═════ Data for this exercise ═════

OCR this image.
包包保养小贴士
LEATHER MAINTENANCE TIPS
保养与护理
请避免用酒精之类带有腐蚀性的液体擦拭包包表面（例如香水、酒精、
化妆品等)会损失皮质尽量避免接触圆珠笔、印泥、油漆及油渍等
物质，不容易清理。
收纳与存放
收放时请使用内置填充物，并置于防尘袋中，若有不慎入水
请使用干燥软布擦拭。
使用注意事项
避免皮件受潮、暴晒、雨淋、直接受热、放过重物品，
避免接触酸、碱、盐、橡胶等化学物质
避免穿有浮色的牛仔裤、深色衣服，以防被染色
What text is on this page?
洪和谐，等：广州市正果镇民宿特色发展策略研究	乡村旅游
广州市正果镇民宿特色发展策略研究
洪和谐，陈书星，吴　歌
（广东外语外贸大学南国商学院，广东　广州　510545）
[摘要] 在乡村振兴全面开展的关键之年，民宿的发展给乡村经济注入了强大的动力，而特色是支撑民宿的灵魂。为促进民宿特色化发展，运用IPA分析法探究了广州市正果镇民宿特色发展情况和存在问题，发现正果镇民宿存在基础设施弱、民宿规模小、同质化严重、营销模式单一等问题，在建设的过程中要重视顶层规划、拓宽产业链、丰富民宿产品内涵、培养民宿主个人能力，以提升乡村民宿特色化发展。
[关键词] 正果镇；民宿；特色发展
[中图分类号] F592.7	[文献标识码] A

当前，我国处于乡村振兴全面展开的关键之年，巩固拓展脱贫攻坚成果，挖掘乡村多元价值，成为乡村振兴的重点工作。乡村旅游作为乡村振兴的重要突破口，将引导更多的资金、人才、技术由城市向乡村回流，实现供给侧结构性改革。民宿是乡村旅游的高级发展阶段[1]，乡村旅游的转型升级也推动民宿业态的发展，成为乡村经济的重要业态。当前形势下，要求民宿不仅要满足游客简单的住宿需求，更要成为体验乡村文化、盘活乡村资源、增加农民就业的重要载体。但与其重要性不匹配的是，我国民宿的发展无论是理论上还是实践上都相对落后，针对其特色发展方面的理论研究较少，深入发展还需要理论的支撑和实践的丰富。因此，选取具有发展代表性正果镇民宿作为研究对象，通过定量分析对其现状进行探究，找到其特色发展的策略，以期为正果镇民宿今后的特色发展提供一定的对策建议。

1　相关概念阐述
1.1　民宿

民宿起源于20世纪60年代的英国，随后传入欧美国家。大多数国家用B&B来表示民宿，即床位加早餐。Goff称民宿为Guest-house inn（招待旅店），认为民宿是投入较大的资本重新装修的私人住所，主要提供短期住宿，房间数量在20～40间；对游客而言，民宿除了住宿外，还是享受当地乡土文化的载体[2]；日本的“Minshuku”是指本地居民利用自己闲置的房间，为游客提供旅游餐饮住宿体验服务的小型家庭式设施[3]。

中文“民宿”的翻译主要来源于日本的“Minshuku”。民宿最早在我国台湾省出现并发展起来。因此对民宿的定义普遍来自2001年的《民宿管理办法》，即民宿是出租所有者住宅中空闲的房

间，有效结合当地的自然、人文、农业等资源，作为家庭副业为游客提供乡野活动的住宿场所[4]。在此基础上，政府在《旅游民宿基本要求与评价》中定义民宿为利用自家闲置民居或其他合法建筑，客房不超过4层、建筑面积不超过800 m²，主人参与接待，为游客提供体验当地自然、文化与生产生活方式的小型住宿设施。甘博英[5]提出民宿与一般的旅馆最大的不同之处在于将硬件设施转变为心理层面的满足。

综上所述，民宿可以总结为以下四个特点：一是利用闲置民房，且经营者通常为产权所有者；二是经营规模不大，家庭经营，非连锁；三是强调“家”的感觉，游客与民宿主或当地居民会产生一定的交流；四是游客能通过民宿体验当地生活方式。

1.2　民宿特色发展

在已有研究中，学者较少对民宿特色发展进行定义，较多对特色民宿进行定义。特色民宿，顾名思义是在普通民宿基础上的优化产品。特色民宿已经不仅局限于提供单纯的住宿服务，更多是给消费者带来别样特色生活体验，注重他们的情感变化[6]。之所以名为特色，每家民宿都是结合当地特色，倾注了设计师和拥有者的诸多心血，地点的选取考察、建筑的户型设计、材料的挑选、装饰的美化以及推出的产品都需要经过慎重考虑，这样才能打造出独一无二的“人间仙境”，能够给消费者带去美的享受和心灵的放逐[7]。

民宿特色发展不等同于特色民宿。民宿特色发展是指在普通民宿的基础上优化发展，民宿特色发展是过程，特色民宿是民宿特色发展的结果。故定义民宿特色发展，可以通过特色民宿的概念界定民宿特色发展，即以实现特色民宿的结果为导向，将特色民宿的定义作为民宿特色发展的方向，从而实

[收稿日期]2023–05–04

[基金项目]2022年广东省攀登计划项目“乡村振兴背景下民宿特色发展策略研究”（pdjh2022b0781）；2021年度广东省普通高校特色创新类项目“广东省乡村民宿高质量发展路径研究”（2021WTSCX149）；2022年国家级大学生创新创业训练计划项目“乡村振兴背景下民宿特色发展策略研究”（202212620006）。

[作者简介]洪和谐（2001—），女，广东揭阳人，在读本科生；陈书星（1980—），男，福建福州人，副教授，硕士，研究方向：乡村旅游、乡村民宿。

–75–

═════

[What this task involves]
Each record must be repeated exactly as it is.

[Right answer]
OCR this image.
包包保养小贴士
LEATHER MAINTENANCE TIPS
保养与护理
请避免用酒精之类带有腐蚀性的液体擦拭包包表面（例如香水、酒精、
化妆品等)会损失皮质尽量避免接触圆珠笔、印泥、油漆及油渍等
物质，不容易清理。
收纳与存放
收放时请使用内置填充物，并置于防尘袋中，若有不慎入水
请使用干燥软布擦拭。
使用注意事项
避免皮件受潮、暴晒、雨淋、直接受热、放过重物品，
避免接触酸、碱、盐、橡胶等化学物质
避免穿有浮色的牛仔裤、深色衣服，以防被染色
What text is on this page?
洪和谐，等：广州市正果镇民宿特色发展策略研究	乡村旅游
广州市正果镇民宿特色发展策略研究
洪和谐，陈书星，吴　歌
（广东外语外贸大学南国商学院，广东　广州　510545）
[摘要] 在乡村振兴全面开展的关键之年，民宿的发展给乡村经济注入了强大的动力，而特色是支撑民宿的灵魂。为促进民宿特色化发展，运用IPA分析法探究了广州市正果镇民宿特色发展情况和存在问题，发现正果镇民宿存在基础设施弱、民宿规模小、同质化严重、营销模式单一等问题，在建设的过程中要重视顶层规划、拓宽产业链、丰富民宿产品内涵、培养民宿主个人能力，以提升乡村民宿特色化发展。
[关键词] 正果镇；民宿；特色发展
[中图分类号] F592.7	[文献标识码] A

当前，我国处于乡村振兴全面展开的关键之年，巩固拓展脱贫攻坚成果，挖掘乡村多元价值，成为乡村振兴的重点工作。乡村旅游作为乡村振兴的重要突破口，将引导更多的资金、人才、技术由城市向乡村回流，实现供给侧结构性改革。民宿是乡村旅游的高级发展阶段[1]，乡村旅游的转型升级也推动民宿业态的发展，成为乡村经济的重要业态。当前形势下，要求民宿不仅要满足游客简单的住宿需求，更要成为体验乡村文化、盘活乡村资源、增加农民就业的重要载体。但与其重要性不匹配的是，我国民宿的发展无论是理论上还是实践上都相对落后，针对其特色发展方面的理论研究较少，深入发展还需要理论的支撑和实践的丰富。因此，选取具有发展代表性正果镇民宿作为研究对象，通过定量分析对其现状进行探究，找到其特色发展的策略，以期为正果镇民宿今后的特色发展提供一定的对策建议。

1　相关概念阐述
1.1　民宿

民宿起源于20世纪60年代的英国，随后传入欧美国家。大多数国家用B&B来表示民宿，即床位加早餐。Goff称民宿为Guest-house inn（招待旅店），认为民宿是投入较大的资本重新装修的私人住所，主要提供短期住宿，房间数量在20～40间；对游客而言，民宿除了住宿外，还是享受当地乡土文化的载体[2]；日本的“Minshuku”是指本地居民利用自己闲置的房间，为游客提供旅游餐饮住宿体验服务的小型家庭式设施[3]。

中文“民宿”的翻译主要来源于日本的“Minshuku”。民宿最早在我国台湾省出现并发展起来。因此对民宿的定义普遍来自2001年的《民宿管理办法》，即民宿是出租所有者住宅中空闲的房

间，有效结合当地的自然、人文、农业等资源，作为家庭副业为游客提供乡野活动的住宿场所[4]。在此基础上，政府在《旅游民宿基本要求与评价》中定义民宿为利用自家闲置民居或其他合法建筑，客房不超过4层、建筑面积不超过800 m²，主人参与接待，为游客提供体验当地自然、文化与生产生活方式的小型住宿设施。甘博英[5]提出民宿与一般的旅馆最大的不同之处在于将硬件设施转变为心理层面的满足。

综上所述，民宿可以总结为以下四个特点：一是利用闲置民房，且经营者通常为产权所有者；二是经营规模不大，家庭经营，非连锁；三是强调“家”的感觉，游客与民宿主或当地居民会产生一定的交流；四是游客能通过民宿体验当地生活方式。

1.2　民宿特色发展

在已有研究中，学者较少对民宿特色发展进行定义，较多对特色民宿进行定义。特色民宿，顾名思义是在普通民宿基础上的优化产品。特色民宿已经不仅局限于提供单纯的住宿服务，更多是给消费者带来别样特色生活体验，注重他们的情感变化[6]。之所以名为特色，每家民宿都是结合当地特色，倾注了设计师和拥有者的诸多心血，地点的选取考察、建筑的户型设计、材料的挑选、装饰的美化以及推出的产品都需要经过慎重考虑，这样才能打造出独一无二的“人间仙境”，能够给消费者带去美的享受和心灵的放逐[7]。

民宿特色发展不等同于特色民宿。民宿特色发展是指在普通民宿的基础上优化发展，民宿特色发展是过程，特色民宿是民宿特色发展的结果。故定义民宿特色发展，可以通过特色民宿的概念界定民宿特色发展，即以实现特色民宿的结果为导向，将特色民宿的定义作为民宿特色发展的方向，从而实

[收稿日期]2023–05–04

[基金项目]2022年广东省攀登计划项目“乡村振兴背景下民宿特色发展策略研究”（pdjh2022b0781）；2021年度广东省普通高校特色创新类项目“广东省乡村民宿高质量发展路径研究”（2021WTSCX149）；2022年国家级大学生创新创业训练计划项目“乡村振兴背景下民宿特色发展策略研究”（202212620006）。

[作者简介]洪和谐（2001—），女，广东揭阳人，在读本科生；陈书星（1980—），男，福建福州人，副教授，硕士，研究方向：乡村旅游、乡村民宿。

–75–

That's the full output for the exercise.